Transcribe every line of the records below word for word, leaving the pictures out of your answer.

─── MATERIAL PROVIDED

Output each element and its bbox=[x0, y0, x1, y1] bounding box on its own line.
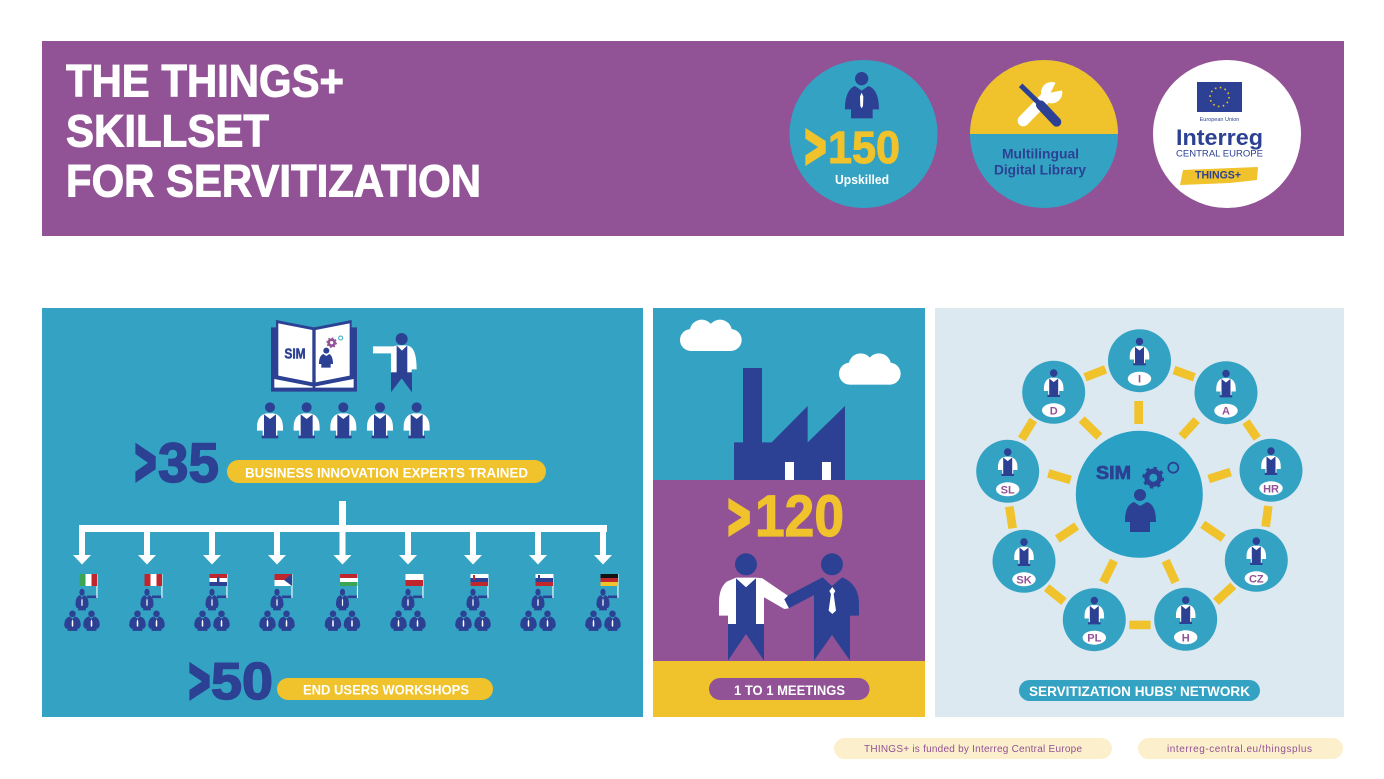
badge: over 150 upskilled bbox=[790, 60, 938, 208]
title: THE THINGS+ bbox=[66, 56, 344, 107]
pill: 1 to 1 meetings: 1 TO 1 MEETINGS bbox=[734, 683, 845, 698]
stat: >150 bbox=[805, 114, 900, 180]
country groups with flags bbox=[64, 574, 621, 631]
text: interreg: Interreg bbox=[1176, 125, 1263, 150]
group: Germany bbox=[585, 574, 621, 631]
label: multilingual digital library: Digital Library bbox=[994, 162, 1086, 178]
hub: SL bbox=[976, 440, 1039, 503]
icon: teacher pointing bbox=[373, 333, 417, 392]
title bbox=[66, 56, 481, 207]
pill: end users workshops: END USERS WORKSHOPS bbox=[303, 682, 469, 698]
hub: I: I bbox=[1138, 374, 1141, 386]
footer note: funding bbox=[834, 738, 1112, 759]
group: Poland bbox=[390, 574, 426, 631]
pill: servitization hubs network: SERVITIZATION HUBS’ NETWORK bbox=[1029, 684, 1250, 699]
brush: things+: THINGS+ bbox=[1195, 170, 1241, 182]
hub: A bbox=[1194, 361, 1258, 424]
icon: clouds bbox=[680, 320, 901, 385]
icon: handshake bbox=[719, 553, 859, 661]
footer note: funding: THINGS+ is funded by Interreg Central Europe bbox=[864, 744, 1082, 755]
hub: HR: HR bbox=[1263, 483, 1279, 495]
panel: servitization hubs network bbox=[935, 308, 1344, 717]
trainees bbox=[257, 402, 430, 438]
group: Hungary bbox=[325, 574, 360, 631]
group: Czech Republic bbox=[259, 574, 295, 631]
group: Slovakia bbox=[455, 574, 491, 631]
badge: interreg logo bbox=[1153, 60, 1301, 208]
footer note: website: interreg-central.eu/thingsplus bbox=[1167, 744, 1312, 755]
hub: PL bbox=[1063, 588, 1126, 651]
hub: H: H bbox=[1182, 632, 1190, 644]
hub: D: D bbox=[1050, 405, 1058, 417]
group: Italy bbox=[64, 574, 100, 631]
hub: PL: PL bbox=[1087, 633, 1102, 645]
label: multilingual digital library: Multilingual bbox=[1002, 146, 1079, 162]
brush: things+ bbox=[1180, 167, 1258, 185]
title: FOR SERVITIZATION bbox=[66, 156, 481, 207]
hub: CZ: CZ bbox=[1249, 573, 1264, 585]
hub: CZ bbox=[1225, 529, 1288, 592]
panel: trained experts and workshops bbox=[42, 308, 643, 717]
pill: servitization hubs network bbox=[1019, 680, 1260, 701]
stat: >120: 120 bbox=[755, 484, 844, 549]
stat: >35: > bbox=[135, 427, 156, 499]
hub: I bbox=[1108, 329, 1171, 392]
label: upskilled: Upskilled bbox=[835, 172, 889, 187]
panel: one to one meetings bbox=[653, 308, 925, 717]
hub: SIM centre: SIM bbox=[1096, 463, 1131, 483]
icon: wrench and screwdriver bbox=[1021, 79, 1067, 122]
stat: >120: > bbox=[728, 481, 750, 551]
hub: H bbox=[1154, 588, 1217, 651]
badge: multilingual digital library bbox=[970, 60, 1118, 208]
footer note: website bbox=[1138, 738, 1343, 759]
stat: >150: > bbox=[805, 114, 826, 180]
title: SKILLSET bbox=[66, 106, 269, 157]
label: multilingual digital library bbox=[994, 146, 1086, 178]
stat: >150: 150 bbox=[828, 122, 900, 173]
stat: >50: > bbox=[189, 646, 210, 715]
hub: SK: SK bbox=[1016, 574, 1032, 586]
group: Slovenia bbox=[520, 574, 556, 631]
hub: A: A bbox=[1222, 406, 1230, 418]
hub: SK bbox=[992, 530, 1056, 593]
arrow tree bbox=[73, 501, 612, 564]
pill: business innovation experts trained bbox=[227, 460, 546, 483]
hub: SL: SL bbox=[1001, 484, 1015, 496]
icon: SIM book: SIM bbox=[284, 346, 306, 362]
text: european union: European Union bbox=[1200, 117, 1239, 123]
group: Croatia bbox=[194, 574, 230, 631]
pill: end users workshops bbox=[277, 678, 493, 700]
stat: >35 bbox=[135, 427, 219, 499]
hub: HR bbox=[1240, 439, 1302, 502]
group: Austria bbox=[129, 574, 165, 631]
pill: business innovation experts trained: BUSINESS INNOVATION EXPERTS TRAINED bbox=[245, 465, 528, 481]
pill: 1 to 1 meetings bbox=[709, 678, 870, 700]
hub: D bbox=[1022, 361, 1085, 424]
text: central europe: CENTRAL EUROPE bbox=[1176, 149, 1263, 160]
stat: >50 bbox=[189, 646, 273, 715]
network connectors bbox=[1009, 369, 1268, 625]
icon: EU flag bbox=[1197, 82, 1242, 112]
hub: SIM centre bbox=[1076, 431, 1203, 558]
header banner bbox=[42, 41, 1344, 236]
icon: factory bbox=[734, 368, 845, 480]
stat: >50: 50 bbox=[211, 653, 273, 711]
stat: >35: 35 bbox=[158, 431, 219, 494]
stat: >120 bbox=[728, 481, 844, 551]
icon: person with tie bbox=[845, 72, 879, 118]
icon: SIM book bbox=[271, 320, 357, 392]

──────

RESPONSE
Output each element and its bbox=[x0, y0, x1, y1] bounding box on its own line.
badge: over 150 upskilled bbox=[790, 60, 938, 208]
title: THE THINGS+ bbox=[66, 56, 344, 107]
pill: 1 to 1 meetings: 1 TO 1 MEETINGS bbox=[734, 683, 845, 698]
stat: >150 bbox=[805, 114, 900, 180]
country groups with flags bbox=[64, 574, 621, 631]
text: interreg: Interreg bbox=[1176, 125, 1263, 150]
group: Germany bbox=[585, 574, 621, 631]
label: multilingual digital library: Digital Library bbox=[994, 162, 1086, 178]
hub: SL bbox=[976, 440, 1039, 503]
icon: teacher pointing bbox=[373, 333, 417, 392]
title bbox=[66, 56, 481, 207]
pill: end users workshops: END USERS WORKSHOPS bbox=[303, 682, 469, 698]
hub: I: I bbox=[1138, 374, 1141, 386]
footer note: funding bbox=[834, 738, 1112, 759]
group: Poland bbox=[390, 574, 426, 631]
pill: servitization hubs network: SERVITIZATION HUBS’ NETWORK bbox=[1029, 684, 1250, 699]
brush: things+: THINGS+ bbox=[1195, 170, 1241, 182]
hub: A bbox=[1194, 361, 1258, 424]
icon: clouds bbox=[680, 320, 901, 385]
icon: handshake bbox=[719, 553, 859, 661]
footer note: funding: THINGS+ is funded by Interreg Central Europe bbox=[864, 744, 1082, 755]
hub: HR: HR bbox=[1263, 483, 1279, 495]
panel: servitization hubs network bbox=[935, 308, 1344, 717]
trainees bbox=[257, 402, 430, 438]
group: Hungary bbox=[325, 574, 360, 631]
group: Czech Republic bbox=[259, 574, 295, 631]
group: Slovakia bbox=[455, 574, 491, 631]
badge: interreg logo bbox=[1153, 60, 1301, 208]
footer note: website: interreg-central.eu/thingsplus bbox=[1167, 744, 1312, 755]
hub: PL bbox=[1063, 588, 1126, 651]
hub: H: H bbox=[1182, 632, 1190, 644]
hub: D: D bbox=[1050, 405, 1058, 417]
group: Italy bbox=[64, 574, 100, 631]
hub: PL: PL bbox=[1087, 633, 1102, 645]
label: multilingual digital library: Multilingual bbox=[1002, 146, 1079, 162]
brush: things+ bbox=[1180, 167, 1258, 185]
title: FOR SERVITIZATION bbox=[66, 156, 481, 207]
hub: CZ: CZ bbox=[1249, 573, 1264, 585]
hub: CZ bbox=[1225, 529, 1288, 592]
panel: trained experts and workshops bbox=[42, 308, 643, 717]
pill: servitization hubs network bbox=[1019, 680, 1260, 701]
stat: >120: 120 bbox=[755, 484, 844, 549]
stat: >35: > bbox=[135, 427, 156, 499]
hub: I bbox=[1108, 329, 1171, 392]
label: upskilled: Upskilled bbox=[835, 172, 889, 187]
panel: one to one meetings bbox=[653, 308, 925, 717]
hub: SIM centre: SIM bbox=[1096, 463, 1131, 483]
icon: wrench and screwdriver bbox=[1021, 79, 1067, 122]
stat: >120: > bbox=[728, 481, 750, 551]
hub: H bbox=[1154, 588, 1217, 651]
badge: multilingual digital library bbox=[970, 60, 1118, 208]
footer note: website bbox=[1138, 738, 1343, 759]
stat: >150: > bbox=[805, 114, 826, 180]
title: SKILLSET bbox=[66, 106, 269, 157]
label: multilingual digital library bbox=[994, 146, 1086, 178]
stat: >150: 150 bbox=[828, 122, 900, 173]
stat: >50: > bbox=[189, 646, 210, 715]
hub: SK: SK bbox=[1016, 574, 1032, 586]
group: Slovenia bbox=[520, 574, 556, 631]
hub: A: A bbox=[1222, 406, 1230, 418]
hub: SK bbox=[992, 530, 1056, 593]
arrow tree bbox=[73, 501, 612, 564]
pill: business innovation experts trained bbox=[227, 460, 546, 483]
hub: SL: SL bbox=[1001, 484, 1015, 496]
icon: SIM book: SIM bbox=[284, 346, 306, 362]
text: european union: European Union bbox=[1200, 117, 1239, 123]
group: Croatia bbox=[194, 574, 230, 631]
pill: end users workshops bbox=[277, 678, 493, 700]
stat: >35 bbox=[135, 427, 219, 499]
hub: HR bbox=[1240, 439, 1302, 502]
group: Austria bbox=[129, 574, 165, 631]
pill: business innovation experts trained: BUSINESS INNOVATION EXPERTS TRAINED bbox=[245, 465, 528, 481]
pill: 1 to 1 meetings bbox=[709, 678, 870, 700]
hub: D bbox=[1022, 361, 1085, 424]
text: central europe: CENTRAL EUROPE bbox=[1176, 149, 1263, 160]
stat: >50 bbox=[189, 646, 273, 715]
network connectors bbox=[1009, 369, 1268, 625]
icon: EU flag bbox=[1197, 82, 1242, 112]
hub: SIM centre bbox=[1076, 431, 1203, 558]
header banner bbox=[42, 41, 1344, 236]
icon: factory bbox=[734, 368, 845, 480]
stat: >50: 50 bbox=[211, 653, 273, 711]
stat: >35: 35 bbox=[158, 431, 219, 494]
stat: >120 bbox=[728, 481, 844, 551]
icon: person with tie bbox=[845, 72, 879, 118]
icon: SIM book bbox=[271, 320, 357, 392]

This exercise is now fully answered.